## WORK TO COMPLETE:
In the listing below, identify each line containing the string "letter" and copy all of those lines in full.
┌─ AVAILABLE RECORDS
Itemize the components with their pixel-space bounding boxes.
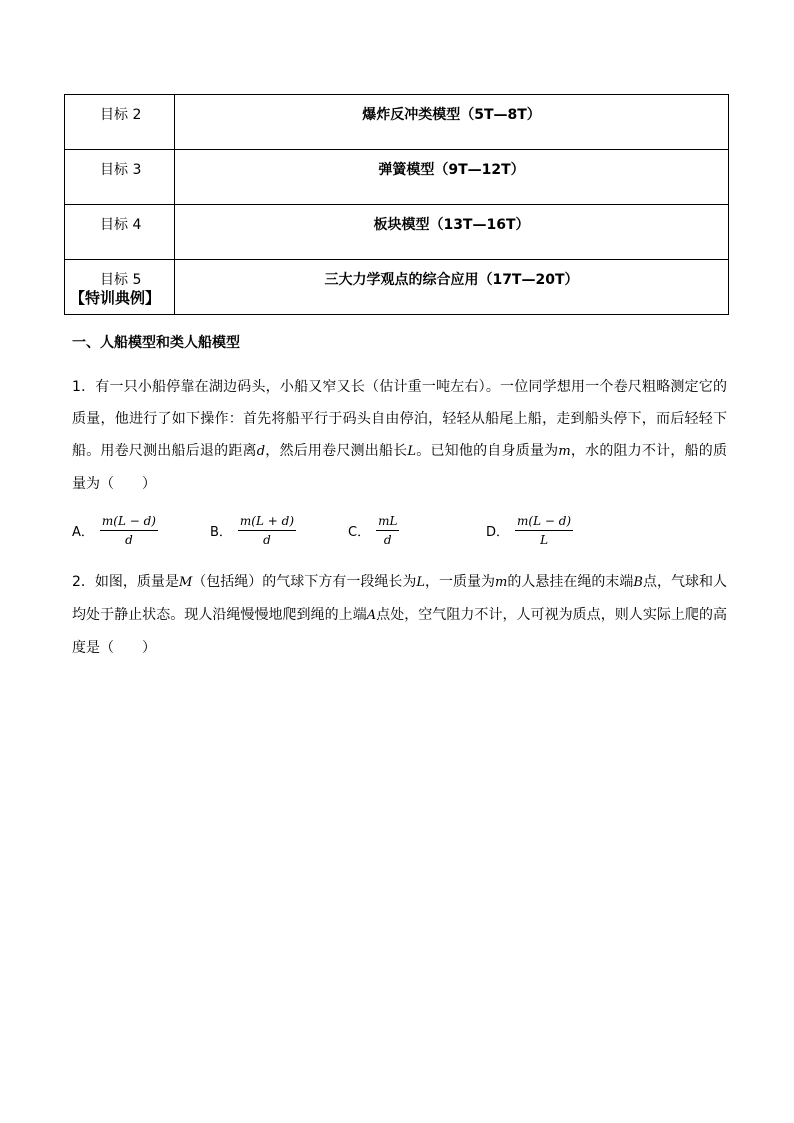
section-heading: 【特训典例】 xyxy=(70,289,161,307)
variable-L: L xyxy=(407,444,417,459)
option-letter: D． xyxy=(486,524,510,540)
fraction-denominator: L xyxy=(540,532,549,547)
problem-text: （包括绳）的气球下方有一段绳长为 xyxy=(192,574,417,590)
fraction-denominator: d xyxy=(383,532,392,547)
fraction xyxy=(515,513,573,548)
variable-M: M xyxy=(178,575,193,590)
fraction-numerator: m(L − d) xyxy=(100,513,158,531)
option-a xyxy=(72,510,158,550)
table-row xyxy=(65,95,729,150)
fraction-numerator: m(L − d) xyxy=(515,513,573,531)
variable-B: B xyxy=(633,575,643,590)
variable-A: A xyxy=(366,608,377,623)
problem-text: 点处，空气阻力不计，人可视为质点，则人实际上爬的高度是（ ） xyxy=(72,607,727,656)
problem-text: ，水的阻力不计，船的质量为（ ） xyxy=(72,443,728,492)
fraction xyxy=(376,513,399,548)
fraction-denominator: d xyxy=(125,532,133,547)
option-letter: A． xyxy=(72,524,94,540)
table-row xyxy=(65,205,729,260)
goal-label: 目标 5 xyxy=(65,260,175,315)
problem-text: ，然后用卷尺测出船长 xyxy=(265,443,408,459)
problem-2-text xyxy=(72,566,727,664)
problem-2 xyxy=(72,566,727,664)
problem-1-options xyxy=(72,510,732,550)
fraction xyxy=(238,513,296,548)
problem-text: 2．如图，质量是 xyxy=(72,574,179,590)
goal-title: 弹簧模型（9T—12T） xyxy=(175,150,729,205)
variable-d: d xyxy=(256,444,266,459)
problem-text: ，一质量为 xyxy=(425,574,496,590)
goal-label: 目标 2 xyxy=(65,95,175,150)
subheading: 一、人船模型和类人船模型 xyxy=(72,335,240,351)
goal-label: 目标 3 xyxy=(65,150,175,205)
fraction-numerator: m(L + d) xyxy=(238,513,296,531)
option-letter: C． xyxy=(348,524,371,540)
problem-1-text xyxy=(72,371,727,500)
goal-title: 板块模型（13T—16T） xyxy=(175,205,729,260)
fraction-numerator: mL xyxy=(376,513,399,531)
fraction xyxy=(100,513,158,548)
table-row xyxy=(65,260,729,315)
option-letter: B． xyxy=(210,524,232,540)
table-row xyxy=(65,150,729,205)
variable-L: L xyxy=(416,575,425,590)
problem-text: 。已知他的自身质量为 xyxy=(416,443,559,459)
goal-label: 目标 4 xyxy=(65,205,175,260)
variable-m: m xyxy=(558,444,571,459)
goal-title: 三大力学观点的综合应用（17T—20T） xyxy=(175,260,729,315)
variable-m: m xyxy=(495,575,508,590)
option-b xyxy=(210,510,296,550)
goals-table xyxy=(64,94,729,315)
problem-1 xyxy=(72,371,727,500)
option-d xyxy=(486,510,573,550)
goal-title: 爆炸反冲类模型（5T—8T） xyxy=(175,95,729,150)
problem-text: 1．有一只小船停靠在湖边码头，小船又窄又长（估计重一吨左右）。一位同学想用一个卷尺粗略测定它的质量，他进行了如下操作：首先将船平行于码头自由停泊，轻轻从船尾上船，走到船头停下，而后轻轻下船。用卷尺测出船后退的距离 xyxy=(72,379,727,459)
fraction-denominator: d xyxy=(263,532,271,547)
problem-text: 点，气球和人均处于静止状态。现人沿绳慢慢地爬到绳的上端 xyxy=(72,574,728,623)
problem-text: 的人悬挂在绳的末端 xyxy=(507,574,634,590)
option-c xyxy=(348,510,399,550)
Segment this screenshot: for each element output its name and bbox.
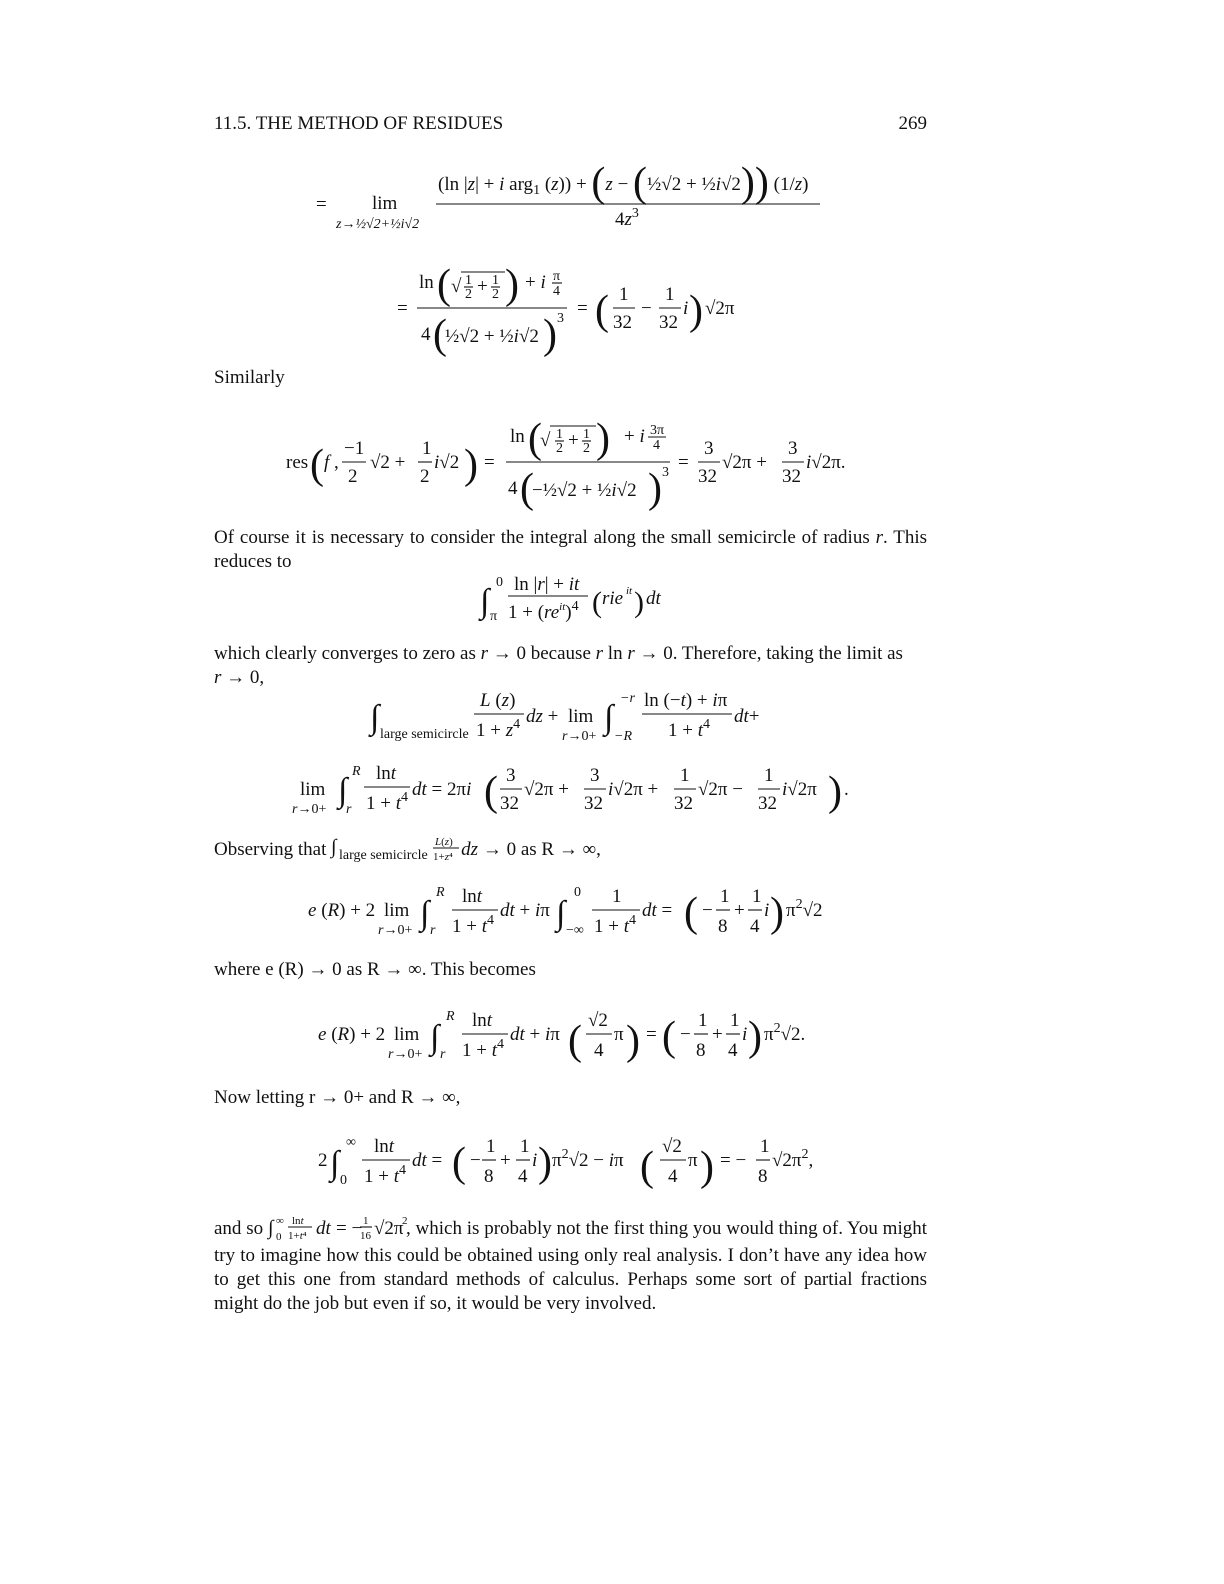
└─
## FINAL ANSWER:
option-letter: D． xyxy=(486,524,510,540)
option-letter: A． xyxy=(72,524,94,540)
option-letter: C． xyxy=(348,524,371,540)
option-letter: B． xyxy=(210,524,232,540)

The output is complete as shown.